§ Work instructions: Write out the records word for word, with no pictures.

§ Supplied data:
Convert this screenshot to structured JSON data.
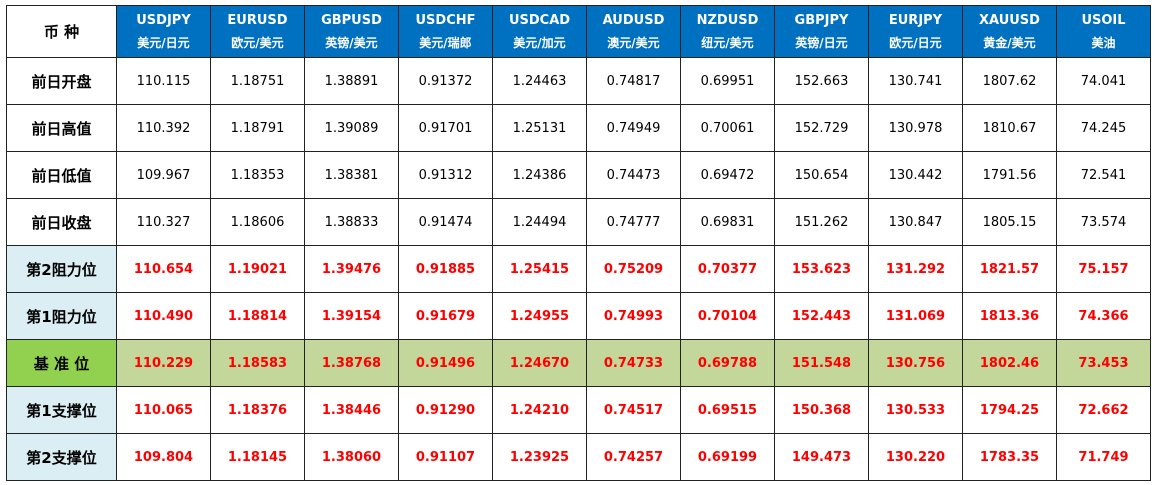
{
  "header": {
    "corner": "币 种",
    "columns": [
      {
        "code": "USDJPY",
        "name": "美元/日元"
      },
      {
        "code": "EURUSD",
        "name": "欧元/美元"
      },
      {
        "code": "GBPUSD",
        "name": "英镑/美元"
      },
      {
        "code": "USDCHF",
        "name": "美元/瑞郎"
      },
      {
        "code": "USDCAD",
        "name": "美元/加元"
      },
      {
        "code": "AUDUSD",
        "name": "澳元/美元"
      },
      {
        "code": "NZDUSD",
        "name": "纽元/美元"
      },
      {
        "code": "GBPJPY",
        "name": "英镑/日元"
      },
      {
        "code": "EURJPY",
        "name": "欧元/日元"
      },
      {
        "code": "XAUUSD",
        "name": "黄金/美元"
      },
      {
        "code": "USOIL",
        "name": "美油"
      }
    ]
  },
  "rows": [
    {
      "label": "前日开盘",
      "values": [
        "110.115",
        "1.18751",
        "1.38891",
        "0.91372",
        "1.24463",
        "0.74817",
        "0.69951",
        "152.663",
        "130.741",
        "1807.62",
        "74.041"
      ]
    },
    {
      "label": "前日高值",
      "values": [
        "110.392",
        "1.18791",
        "1.39089",
        "0.91701",
        "1.25131",
        "0.74949",
        "0.70061",
        "152.729",
        "130.978",
        "1810.67",
        "74.245"
      ]
    },
    {
      "label": "前日低值",
      "values": [
        "109.967",
        "1.18353",
        "1.38381",
        "0.91312",
        "1.24386",
        "0.74473",
        "0.69472",
        "150.654",
        "130.442",
        "1791.56",
        "72.541"
      ]
    },
    {
      "label": "前日收盘",
      "values": [
        "110.327",
        "1.18606",
        "1.38833",
        "0.91474",
        "1.24494",
        "0.74777",
        "0.69831",
        "151.262",
        "130.847",
        "1805.15",
        "73.574"
      ]
    },
    {
      "label": "第2阻力位",
      "values": [
        "110.654",
        "1.19021",
        "1.39476",
        "0.91885",
        "1.25415",
        "0.75209",
        "0.70377",
        "153.623",
        "131.292",
        "1821.57",
        "75.157"
      ]
    },
    {
      "label": "第1阻力位",
      "values": [
        "110.490",
        "1.18814",
        "1.39154",
        "0.91679",
        "1.24955",
        "0.74993",
        "0.70104",
        "152.443",
        "131.069",
        "1813.36",
        "74.366"
      ]
    },
    {
      "label": "基 准 位",
      "values": [
        "110.229",
        "1.18583",
        "1.38768",
        "0.91496",
        "1.24670",
        "0.74733",
        "0.69788",
        "151.548",
        "130.756",
        "1802.46",
        "73.453"
      ]
    },
    {
      "label": "第1支撑位",
      "values": [
        "110.065",
        "1.18376",
        "1.38446",
        "0.91290",
        "1.24210",
        "0.74517",
        "0.69515",
        "150.368",
        "130.533",
        "1794.25",
        "72.662"
      ]
    },
    {
      "label": "第2支撑位",
      "values": [
        "109.804",
        "1.18145",
        "1.38060",
        "0.91107",
        "1.23925",
        "0.74257",
        "0.69199",
        "149.473",
        "130.220",
        "1783.35",
        "71.749"
      ]
    }
  ]
}
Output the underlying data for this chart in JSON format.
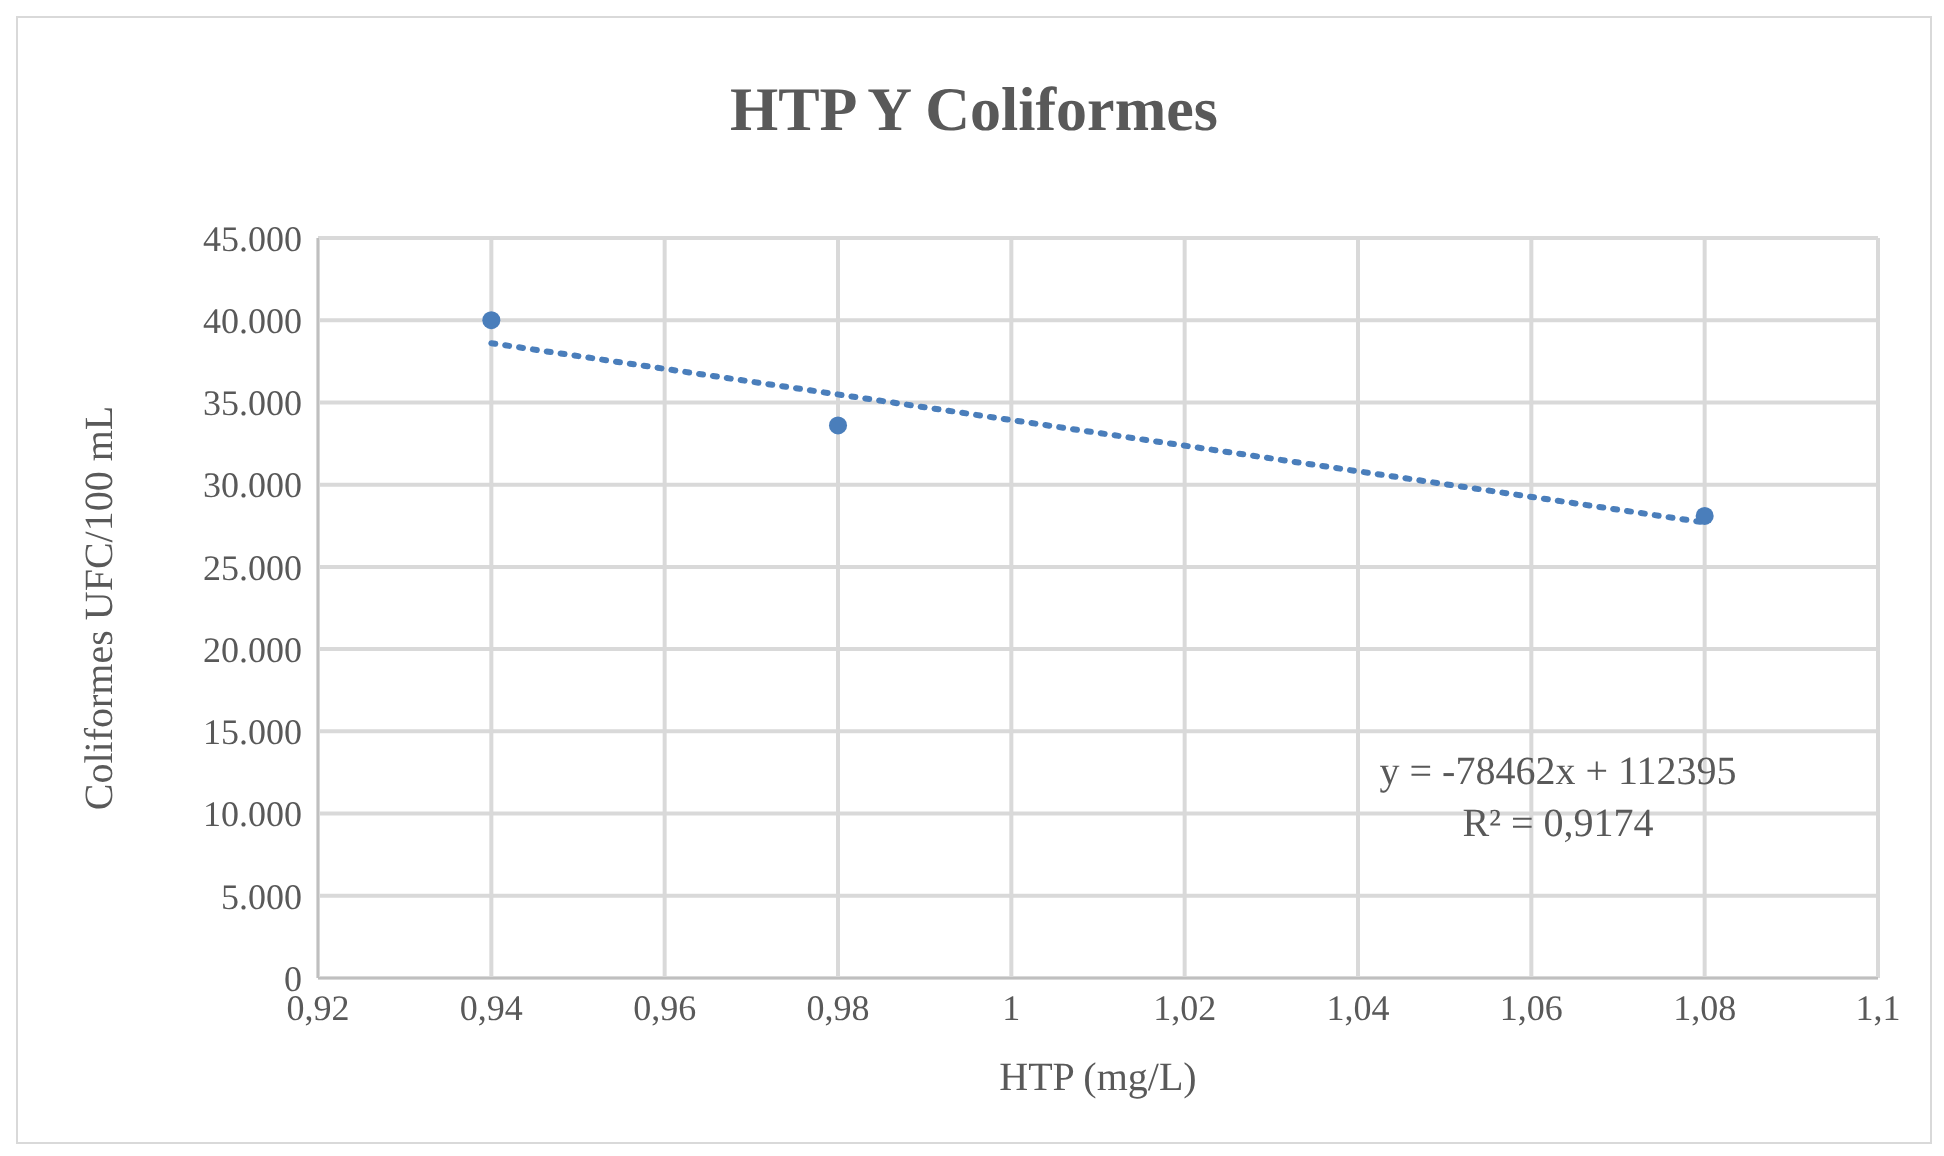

§ Answer for this exercise:
Convert this screenshot to structured JSON data.
{
  "header": {
    "corner": "币 种",
    "columns": [
      {
        "code": "USDJPY",
        "name": "美元/日元"
      },
      {
        "code": "EURUSD",
        "name": "欧元/美元"
      },
      {
        "code": "GBPUSD",
        "name": "英镑/美元"
      },
      {
        "code": "USDCHF",
        "name": "美元/瑞郎"
      },
      {
        "code": "USDCAD",
        "name": "美元/加元"
      },
      {
        "code": "AUDUSD",
        "name": "澳元/美元"
      },
      {
        "code": "NZDUSD",
        "name": "纽元/美元"
      },
      {
        "code": "GBPJPY",
        "name": "英镑/日元"
      },
      {
        "code": "EURJPY",
        "name": "欧元/日元"
      },
      {
        "code": "XAUUSD",
        "name": "黄金/美元"
      },
      {
        "code": "USOIL",
        "name": "美油"
      }
    ]
  },
  "rows": [
    {
      "label": "前日开盘",
      "values": [
        "110.115",
        "1.18751",
        "1.38891",
        "0.91372",
        "1.24463",
        "0.74817",
        "0.69951",
        "152.663",
        "130.741",
        "1807.62",
        "74.041"
      ]
    },
    {
      "label": "前日高值",
      "values": [
        "110.392",
        "1.18791",
        "1.39089",
        "0.91701",
        "1.25131",
        "0.74949",
        "0.70061",
        "152.729",
        "130.978",
        "1810.67",
        "74.245"
      ]
    },
    {
      "label": "前日低值",
      "values": [
        "109.967",
        "1.18353",
        "1.38381",
        "0.91312",
        "1.24386",
        "0.74473",
        "0.69472",
        "150.654",
        "130.442",
        "1791.56",
        "72.541"
      ]
    },
    {
      "label": "前日收盘",
      "values": [
        "110.327",
        "1.18606",
        "1.38833",
        "0.91474",
        "1.24494",
        "0.74777",
        "0.69831",
        "151.262",
        "130.847",
        "1805.15",
        "73.574"
      ]
    },
    {
      "label": "第2阻力位",
      "values": [
        "110.654",
        "1.19021",
        "1.39476",
        "0.91885",
        "1.25415",
        "0.75209",
        "0.70377",
        "153.623",
        "131.292",
        "1821.57",
        "75.157"
      ]
    },
    {
      "label": "第1阻力位",
      "values": [
        "110.490",
        "1.18814",
        "1.39154",
        "0.91679",
        "1.24955",
        "0.74993",
        "0.70104",
        "152.443",
        "131.069",
        "1813.36",
        "74.366"
      ]
    },
    {
      "label": "基 准 位",
      "values": [
        "110.229",
        "1.18583",
        "1.38768",
        "0.91496",
        "1.24670",
        "0.74733",
        "0.69788",
        "151.548",
        "130.756",
        "1802.46",
        "73.453"
      ]
    },
    {
      "label": "第1支撑位",
      "values": [
        "110.065",
        "1.18376",
        "1.38446",
        "0.91290",
        "1.24210",
        "0.74517",
        "0.69515",
        "150.368",
        "130.533",
        "1794.25",
        "72.662"
      ]
    },
    {
      "label": "第2支撑位",
      "values": [
        "109.804",
        "1.18145",
        "1.38060",
        "0.91107",
        "1.23925",
        "0.74257",
        "0.69199",
        "149.473",
        "130.220",
        "1783.35",
        "71.749"
      ]
    }
  ]
}
Output the underlying data for this chart in JSON format.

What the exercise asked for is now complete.